### Given task
Search the material below for the word "采购渠道成本分析". Copy every line that has it.

### Data for this exercise

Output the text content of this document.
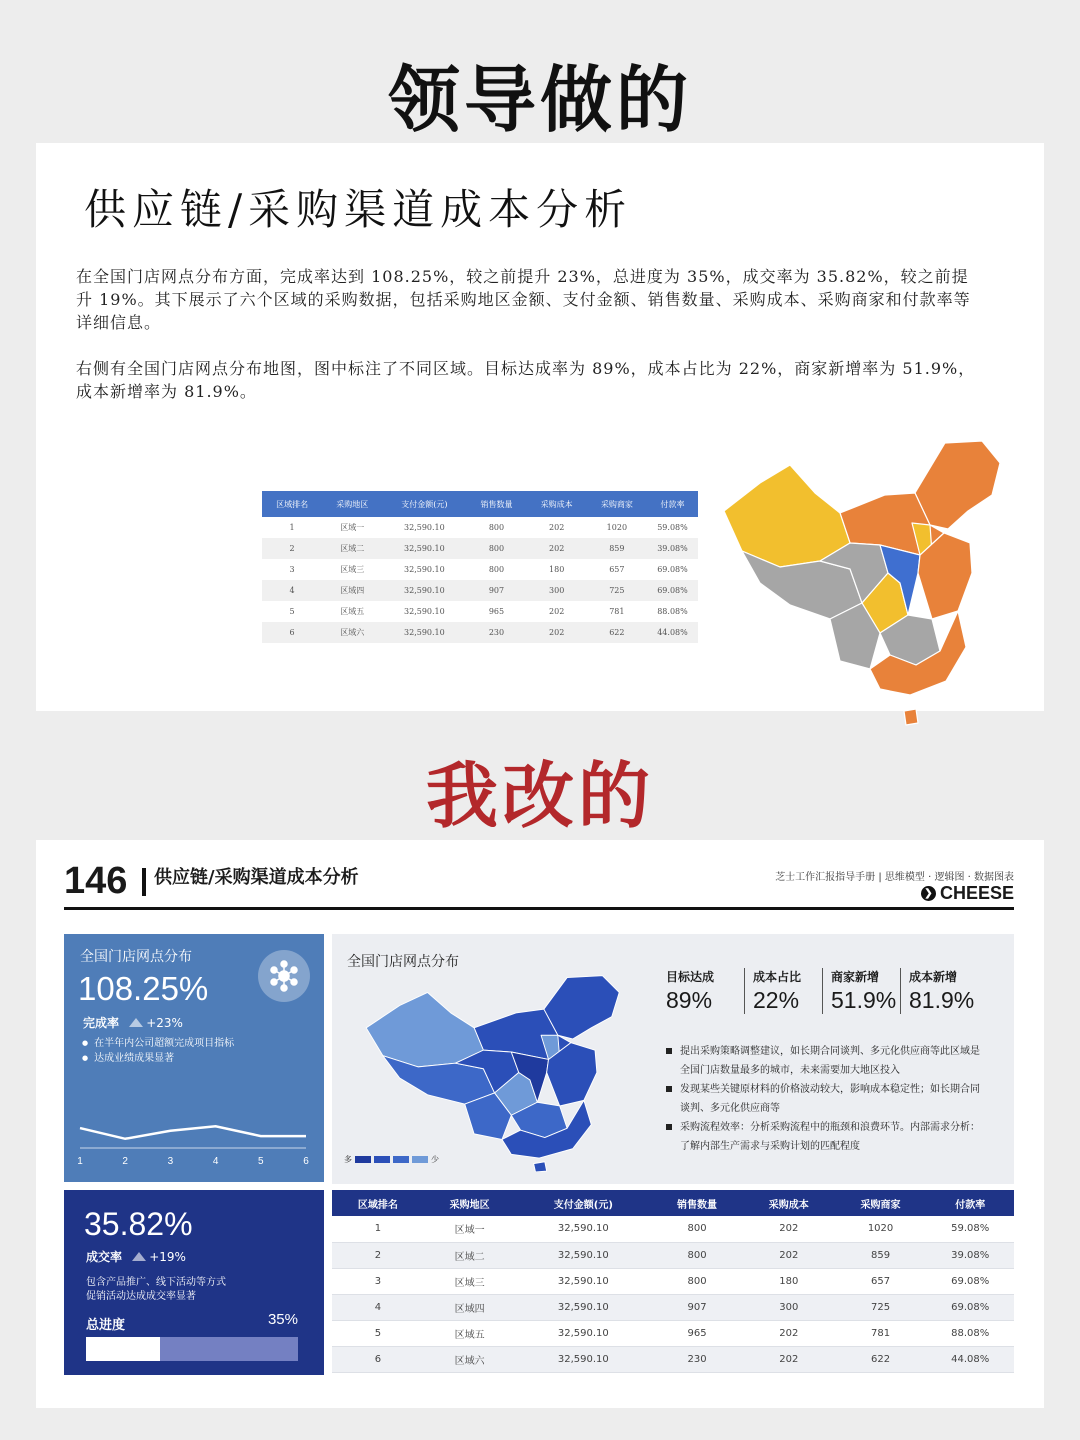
领导做的
供应链/采购渠道成本分析

在全国门店网点分布方面，完成率达到 108.25%，较之前提升 23%，总进度为 35%，成交率为 35.82%，较之前提升 19%。其下展示了六个区域的采购数据，包括采购地区金额、支付金额、销售数量、采购成本、采购商家和付款率等详细信息。

右侧有全国门店网点分布地图，图中标注了不同区域。目标达成率为 89%，成本占比为 22%，商家新增率为 51.9%，成本新增率为 81.9%。

区域排名	采购地区	支付金额(元)	销售数量	采购成本	采购商家	付款率
1	区域一	32,590.10	800	202	1020	59.08%
2	区域二	32,590.10	800	202	859	39.08%
3	区域三	32,590.10	800	180	657	69.08%
4	区域四	32,590.10	907	300	725	69.08%
5	区域五	32,590.10	965	202	781	88.08%
6	区域六	32,590.10	230	202	622	44.08%
我改的
146 供应链/采购渠道成本分析	芝士工作汇报指导手册 | 思维模型 · 逻辑图 · 数据图表
❯ CHEESE
全国门店网点分布
108.25%
完成率 +23%
● 在半年内公司超额完成项目指标
● 达成业绩成果显著
1	2	3	4	5	6
35.82%
成交率 +19%
包含产品推广、线下活动等方式
促销活动达成成交率显著
总进度	35%
全国门店网点分布
多	少
目标达成
89%
成本占比
22%
商家新增
51.9%
成本新增
81.9%
提出采购策略调整建议，如长期合同谈判、多元化供应商等此区域是全国门店数量最多的城市，未来需要加大地区投入
发现某些关键原材料的价格波动较大，影响成本稳定性；如长期合同谈判、多元化供应商等
采购流程效率：分析采购流程中的瓶颈和浪费环节。内部需求分析：了解内部生产需求与采购计划的匹配程度
区域排名	采购地区	支付金额(元)	销售数量	采购成本	采购商家	付款率
1	区域一	32,590.10	800	202	1020	59.08%
2	区域二	32,590.10	800	202	859	39.08%
3	区域三	32,590.10	800	180	657	69.08%
4	区域四	32,590.10	907	300	725	69.08%
5	区域五	32,590.10	965	202	781	88.08%
6	区域六	32,590.10	230	202	622	44.08%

### Answer to this task
供应链/采购渠道成本分析
146 供应链/采购渠道成本分析	芝士工作汇报指导手册 | 思维模型 · 逻辑图 · 数据图表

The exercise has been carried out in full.